PROBLEM –
Pick out the lines in the listing below that contain the word "screenshot" and copy them.

DATA TO PROCESS –
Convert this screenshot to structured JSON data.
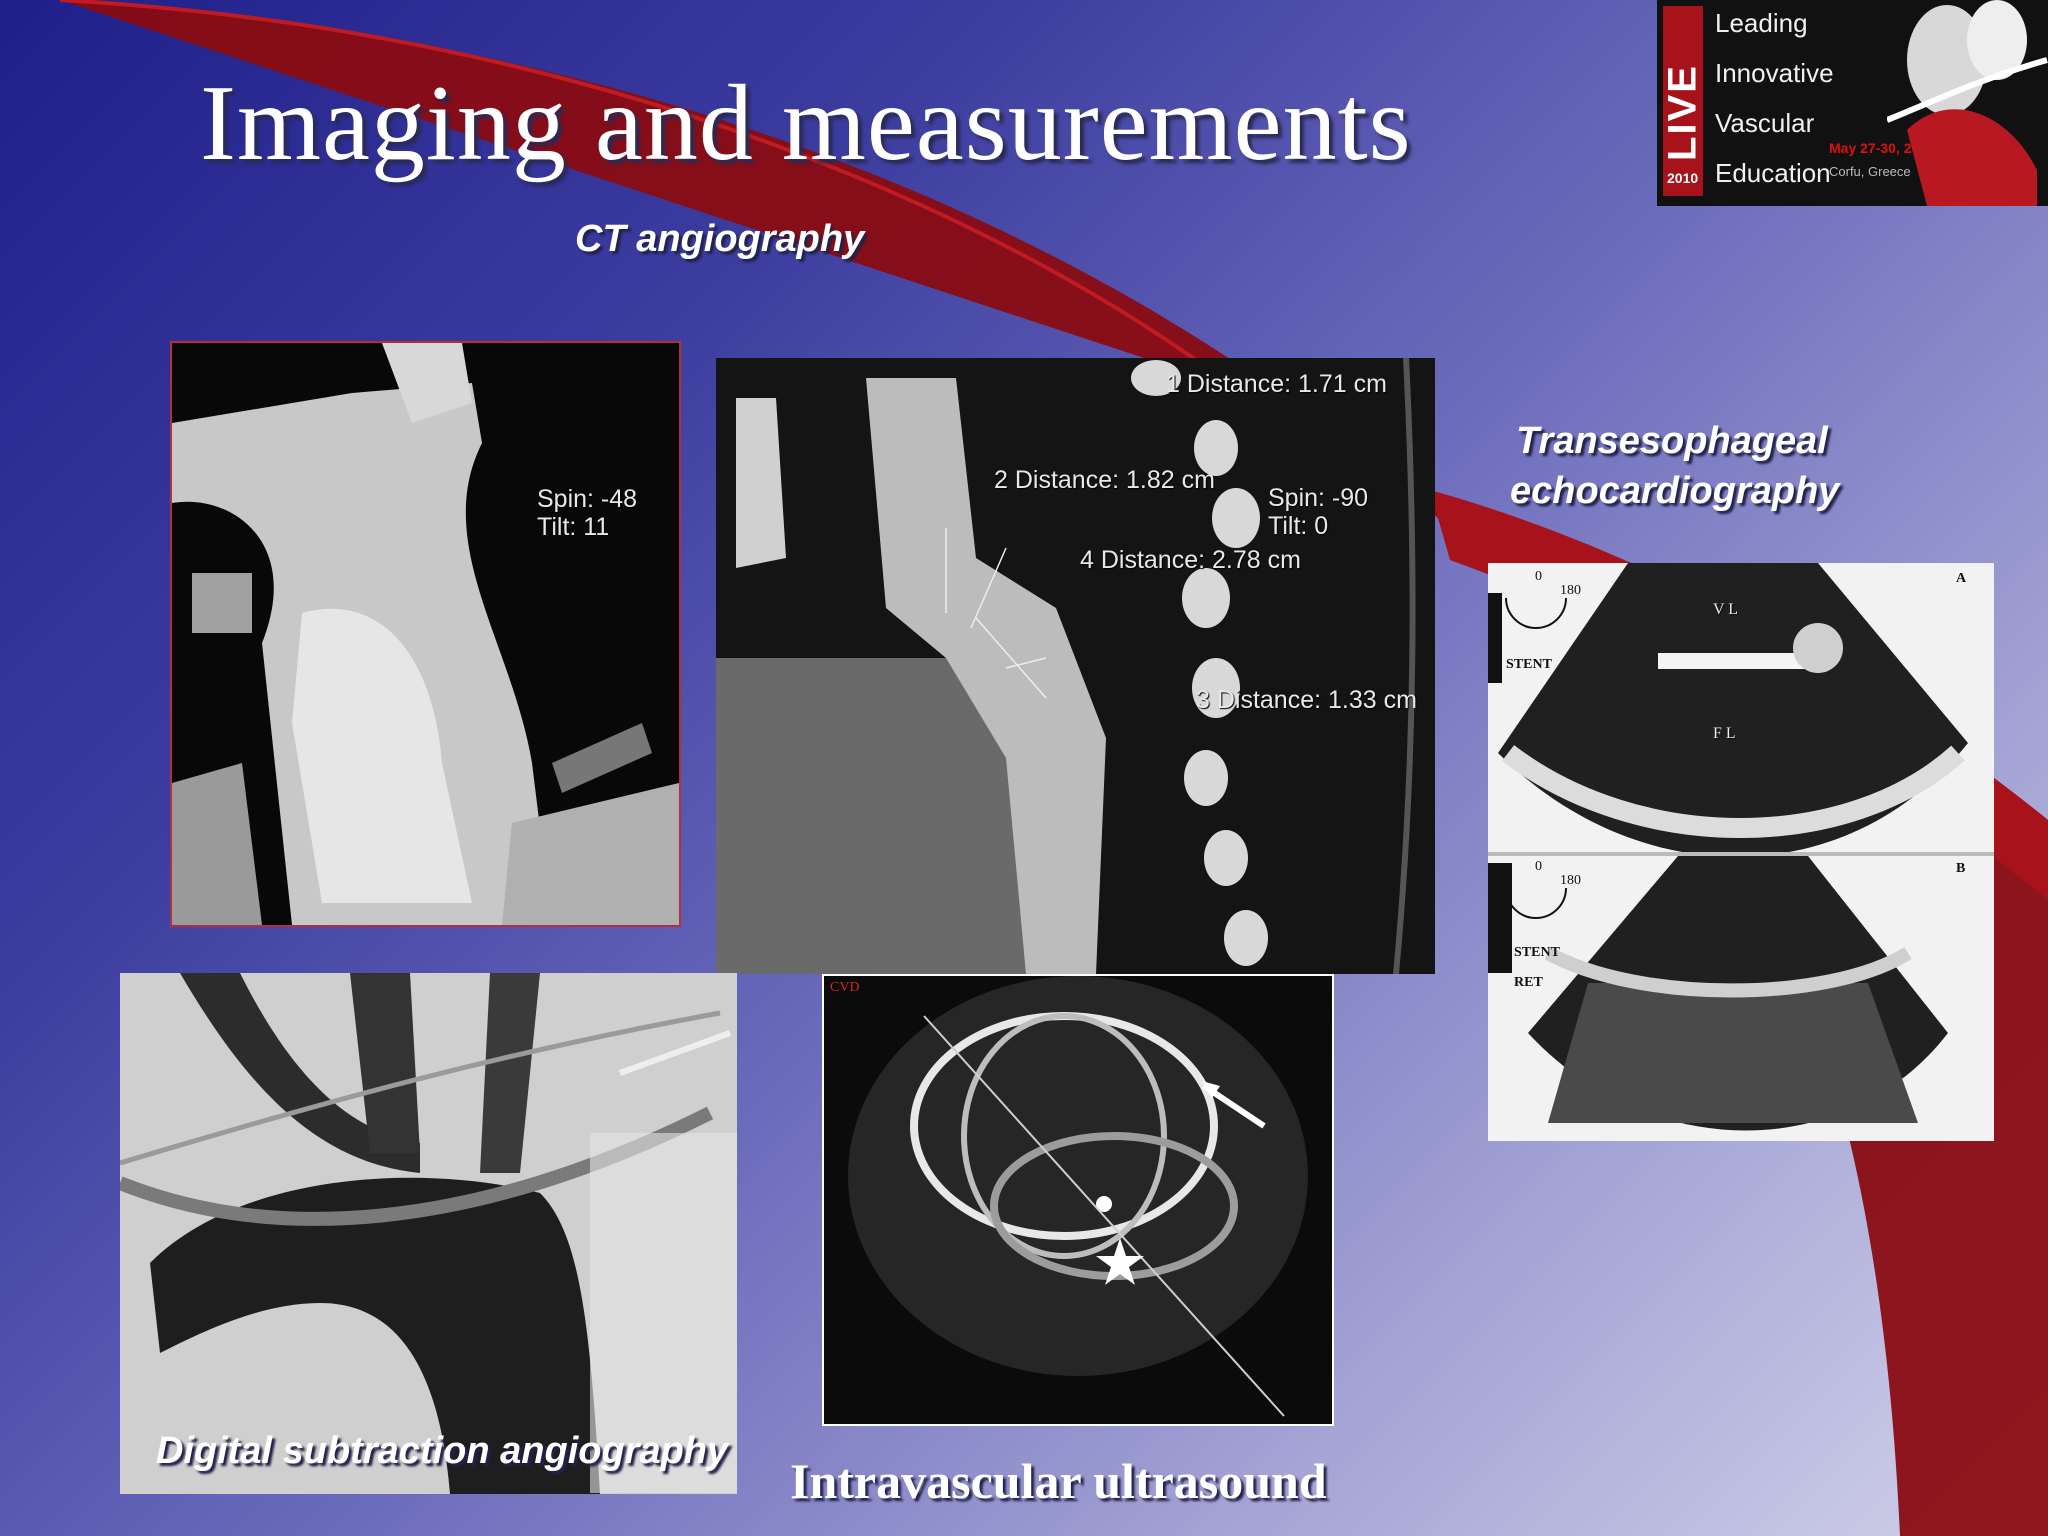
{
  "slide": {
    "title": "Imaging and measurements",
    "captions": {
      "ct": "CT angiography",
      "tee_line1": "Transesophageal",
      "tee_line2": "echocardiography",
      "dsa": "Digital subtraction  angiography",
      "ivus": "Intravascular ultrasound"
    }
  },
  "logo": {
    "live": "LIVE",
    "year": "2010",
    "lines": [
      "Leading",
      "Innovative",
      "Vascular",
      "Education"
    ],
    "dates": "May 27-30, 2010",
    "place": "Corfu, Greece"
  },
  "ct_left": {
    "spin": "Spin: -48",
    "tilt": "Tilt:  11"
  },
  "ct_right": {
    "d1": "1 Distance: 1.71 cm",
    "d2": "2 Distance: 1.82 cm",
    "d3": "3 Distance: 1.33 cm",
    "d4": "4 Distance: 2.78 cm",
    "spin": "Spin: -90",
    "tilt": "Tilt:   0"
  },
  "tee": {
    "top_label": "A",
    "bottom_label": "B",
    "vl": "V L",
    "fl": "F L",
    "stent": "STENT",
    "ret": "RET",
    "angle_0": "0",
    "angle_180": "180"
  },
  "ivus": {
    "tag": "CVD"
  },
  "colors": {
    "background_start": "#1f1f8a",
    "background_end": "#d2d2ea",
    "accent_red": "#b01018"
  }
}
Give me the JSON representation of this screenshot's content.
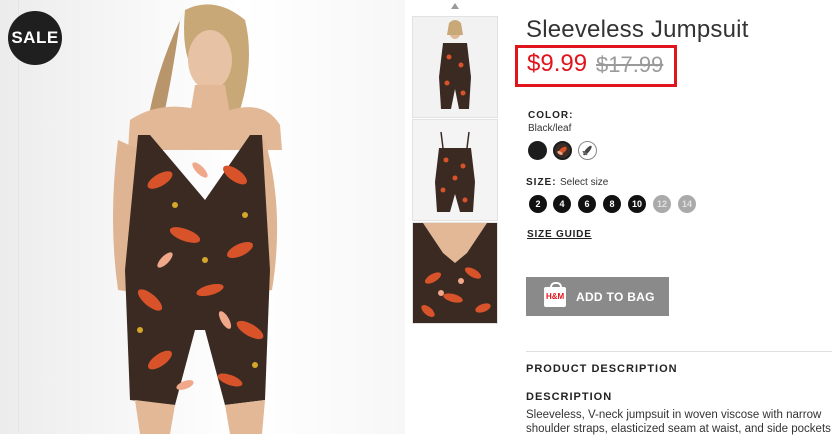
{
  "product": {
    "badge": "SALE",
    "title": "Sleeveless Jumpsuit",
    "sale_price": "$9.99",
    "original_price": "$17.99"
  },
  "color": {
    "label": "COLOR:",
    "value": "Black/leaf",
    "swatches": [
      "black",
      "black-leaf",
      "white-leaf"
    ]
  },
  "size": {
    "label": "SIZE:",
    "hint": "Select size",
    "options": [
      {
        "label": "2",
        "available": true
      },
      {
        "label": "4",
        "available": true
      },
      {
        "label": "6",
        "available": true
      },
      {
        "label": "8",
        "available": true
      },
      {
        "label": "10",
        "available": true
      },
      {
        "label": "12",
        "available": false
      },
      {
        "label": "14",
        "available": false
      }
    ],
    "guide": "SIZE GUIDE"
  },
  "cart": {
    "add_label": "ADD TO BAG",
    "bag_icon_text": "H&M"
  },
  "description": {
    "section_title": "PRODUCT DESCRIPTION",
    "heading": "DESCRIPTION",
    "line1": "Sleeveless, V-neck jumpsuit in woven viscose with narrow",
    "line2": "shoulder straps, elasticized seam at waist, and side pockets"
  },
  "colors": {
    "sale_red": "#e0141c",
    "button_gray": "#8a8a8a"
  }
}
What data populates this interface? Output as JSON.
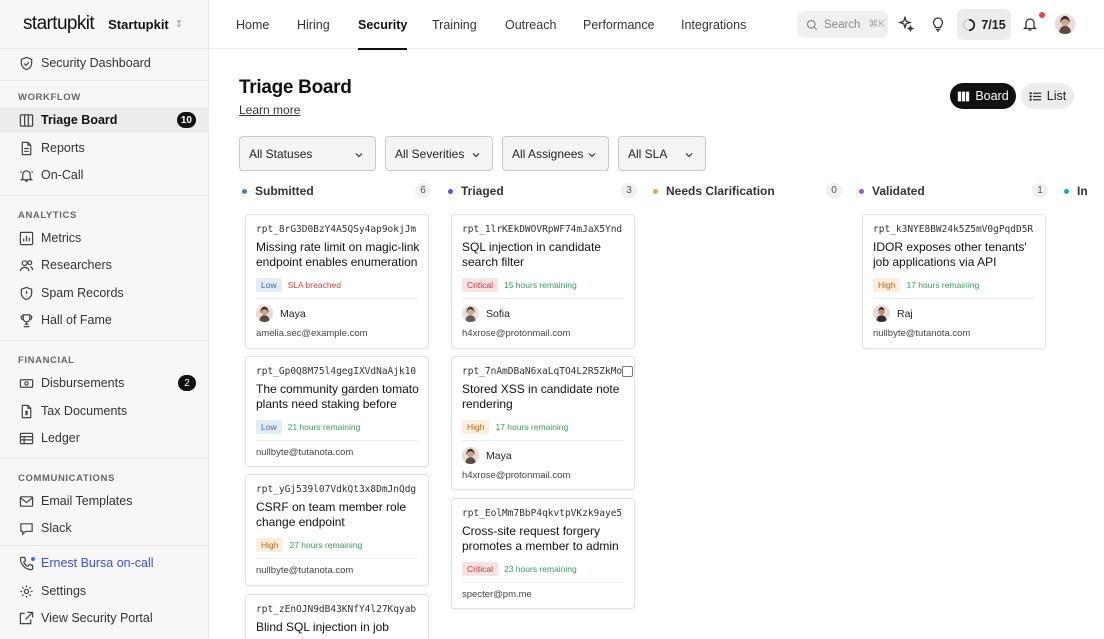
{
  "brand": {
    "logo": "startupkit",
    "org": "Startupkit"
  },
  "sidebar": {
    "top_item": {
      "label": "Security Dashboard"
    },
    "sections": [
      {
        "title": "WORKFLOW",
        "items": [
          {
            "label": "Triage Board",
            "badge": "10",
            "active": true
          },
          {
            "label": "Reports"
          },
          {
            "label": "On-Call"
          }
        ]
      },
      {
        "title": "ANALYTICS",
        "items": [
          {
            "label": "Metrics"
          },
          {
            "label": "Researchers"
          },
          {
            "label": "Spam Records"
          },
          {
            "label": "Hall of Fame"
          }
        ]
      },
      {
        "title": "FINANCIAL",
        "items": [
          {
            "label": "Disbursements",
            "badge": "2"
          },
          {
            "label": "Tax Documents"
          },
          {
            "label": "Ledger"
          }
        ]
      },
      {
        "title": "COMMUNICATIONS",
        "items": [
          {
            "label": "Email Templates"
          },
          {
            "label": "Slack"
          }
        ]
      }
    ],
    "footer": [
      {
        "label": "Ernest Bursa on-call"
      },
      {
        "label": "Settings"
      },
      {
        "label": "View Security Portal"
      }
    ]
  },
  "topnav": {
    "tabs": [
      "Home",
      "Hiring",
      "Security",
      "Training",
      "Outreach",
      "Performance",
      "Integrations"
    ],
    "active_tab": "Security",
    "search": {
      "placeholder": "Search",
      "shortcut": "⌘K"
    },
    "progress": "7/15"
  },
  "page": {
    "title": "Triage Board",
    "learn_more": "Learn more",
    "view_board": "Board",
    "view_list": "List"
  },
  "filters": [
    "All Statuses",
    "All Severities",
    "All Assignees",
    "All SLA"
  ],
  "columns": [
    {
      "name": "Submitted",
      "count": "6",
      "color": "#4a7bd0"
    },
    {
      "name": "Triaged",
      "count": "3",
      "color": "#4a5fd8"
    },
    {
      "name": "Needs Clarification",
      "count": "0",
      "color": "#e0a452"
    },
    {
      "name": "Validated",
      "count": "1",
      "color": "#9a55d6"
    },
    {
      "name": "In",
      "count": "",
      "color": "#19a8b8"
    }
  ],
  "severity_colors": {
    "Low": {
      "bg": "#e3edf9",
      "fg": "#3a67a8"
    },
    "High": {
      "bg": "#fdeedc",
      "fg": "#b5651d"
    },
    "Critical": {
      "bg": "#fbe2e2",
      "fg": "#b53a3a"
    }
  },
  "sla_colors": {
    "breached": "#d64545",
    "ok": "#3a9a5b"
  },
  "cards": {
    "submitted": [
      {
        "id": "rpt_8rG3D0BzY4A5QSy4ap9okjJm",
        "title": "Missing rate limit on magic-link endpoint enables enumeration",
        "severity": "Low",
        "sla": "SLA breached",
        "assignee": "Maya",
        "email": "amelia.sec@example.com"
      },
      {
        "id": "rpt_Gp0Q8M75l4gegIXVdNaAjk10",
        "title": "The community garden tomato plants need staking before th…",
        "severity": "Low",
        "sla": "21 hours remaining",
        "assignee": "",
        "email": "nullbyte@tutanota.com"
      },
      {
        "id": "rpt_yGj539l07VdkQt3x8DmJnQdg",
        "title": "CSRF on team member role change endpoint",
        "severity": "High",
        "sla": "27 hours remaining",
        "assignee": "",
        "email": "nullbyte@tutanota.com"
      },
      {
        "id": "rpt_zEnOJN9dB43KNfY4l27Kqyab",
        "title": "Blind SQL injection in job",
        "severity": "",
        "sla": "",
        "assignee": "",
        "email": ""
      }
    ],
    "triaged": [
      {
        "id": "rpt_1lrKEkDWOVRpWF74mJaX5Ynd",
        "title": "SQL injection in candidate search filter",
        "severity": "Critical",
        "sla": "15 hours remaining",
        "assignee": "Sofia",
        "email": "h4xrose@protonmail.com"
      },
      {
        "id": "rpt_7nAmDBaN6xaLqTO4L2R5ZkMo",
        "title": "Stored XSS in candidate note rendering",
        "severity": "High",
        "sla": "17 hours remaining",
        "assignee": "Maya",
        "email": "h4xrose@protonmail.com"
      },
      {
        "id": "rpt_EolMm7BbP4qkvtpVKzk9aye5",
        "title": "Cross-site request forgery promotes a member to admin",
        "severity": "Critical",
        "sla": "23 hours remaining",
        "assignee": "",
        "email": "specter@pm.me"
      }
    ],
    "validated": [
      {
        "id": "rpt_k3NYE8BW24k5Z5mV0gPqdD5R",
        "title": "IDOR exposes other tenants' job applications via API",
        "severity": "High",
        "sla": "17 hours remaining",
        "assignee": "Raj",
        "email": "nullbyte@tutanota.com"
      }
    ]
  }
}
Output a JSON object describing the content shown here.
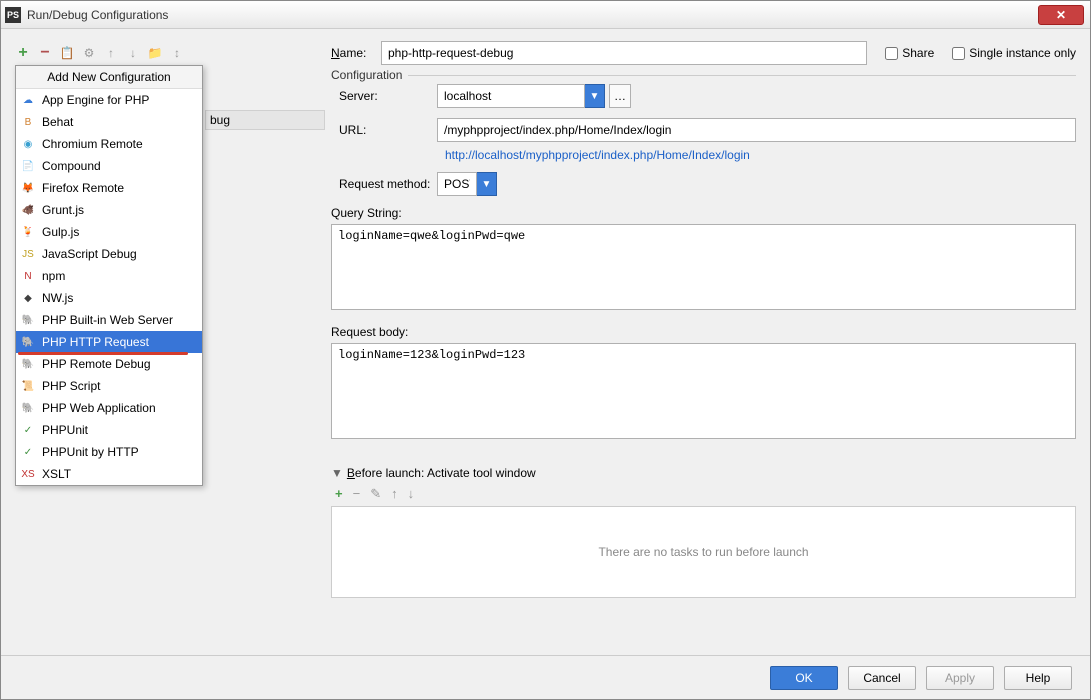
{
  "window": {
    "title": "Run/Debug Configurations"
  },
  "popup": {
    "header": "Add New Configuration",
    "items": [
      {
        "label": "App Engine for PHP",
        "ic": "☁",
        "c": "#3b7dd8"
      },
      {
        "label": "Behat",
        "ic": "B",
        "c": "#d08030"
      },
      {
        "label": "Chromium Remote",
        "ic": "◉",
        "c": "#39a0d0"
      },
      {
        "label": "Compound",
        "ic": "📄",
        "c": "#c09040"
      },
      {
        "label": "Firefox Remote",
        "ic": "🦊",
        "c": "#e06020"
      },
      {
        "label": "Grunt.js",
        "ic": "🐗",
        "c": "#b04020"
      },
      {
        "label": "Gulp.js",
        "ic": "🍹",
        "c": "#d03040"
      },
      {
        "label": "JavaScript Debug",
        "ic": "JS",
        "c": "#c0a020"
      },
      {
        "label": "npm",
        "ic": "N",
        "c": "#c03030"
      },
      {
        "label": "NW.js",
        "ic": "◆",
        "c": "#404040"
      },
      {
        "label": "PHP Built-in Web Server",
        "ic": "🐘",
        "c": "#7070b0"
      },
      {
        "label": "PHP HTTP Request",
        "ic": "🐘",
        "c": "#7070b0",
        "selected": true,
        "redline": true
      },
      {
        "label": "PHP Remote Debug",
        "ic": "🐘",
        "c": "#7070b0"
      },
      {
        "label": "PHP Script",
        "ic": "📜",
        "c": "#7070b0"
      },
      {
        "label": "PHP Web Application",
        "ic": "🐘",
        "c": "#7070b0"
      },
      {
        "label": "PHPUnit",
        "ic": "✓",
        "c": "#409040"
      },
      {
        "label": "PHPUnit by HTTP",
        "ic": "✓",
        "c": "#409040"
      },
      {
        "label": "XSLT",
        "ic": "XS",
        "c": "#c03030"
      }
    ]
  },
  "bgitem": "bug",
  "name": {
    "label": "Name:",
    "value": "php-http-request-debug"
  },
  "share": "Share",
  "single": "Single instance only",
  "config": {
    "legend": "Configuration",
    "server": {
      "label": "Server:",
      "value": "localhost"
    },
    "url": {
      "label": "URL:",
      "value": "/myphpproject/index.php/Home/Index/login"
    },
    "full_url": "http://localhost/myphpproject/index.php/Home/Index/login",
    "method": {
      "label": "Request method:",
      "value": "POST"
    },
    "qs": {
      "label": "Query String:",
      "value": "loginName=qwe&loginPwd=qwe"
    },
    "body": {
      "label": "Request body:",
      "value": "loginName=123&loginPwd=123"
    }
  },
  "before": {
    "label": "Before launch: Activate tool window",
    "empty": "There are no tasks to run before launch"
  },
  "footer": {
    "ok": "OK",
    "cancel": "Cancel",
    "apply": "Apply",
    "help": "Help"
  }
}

THE RESPONSE –
Convert this screenshot to structured JSON data.
Give me the JSON representation of this screenshot's content.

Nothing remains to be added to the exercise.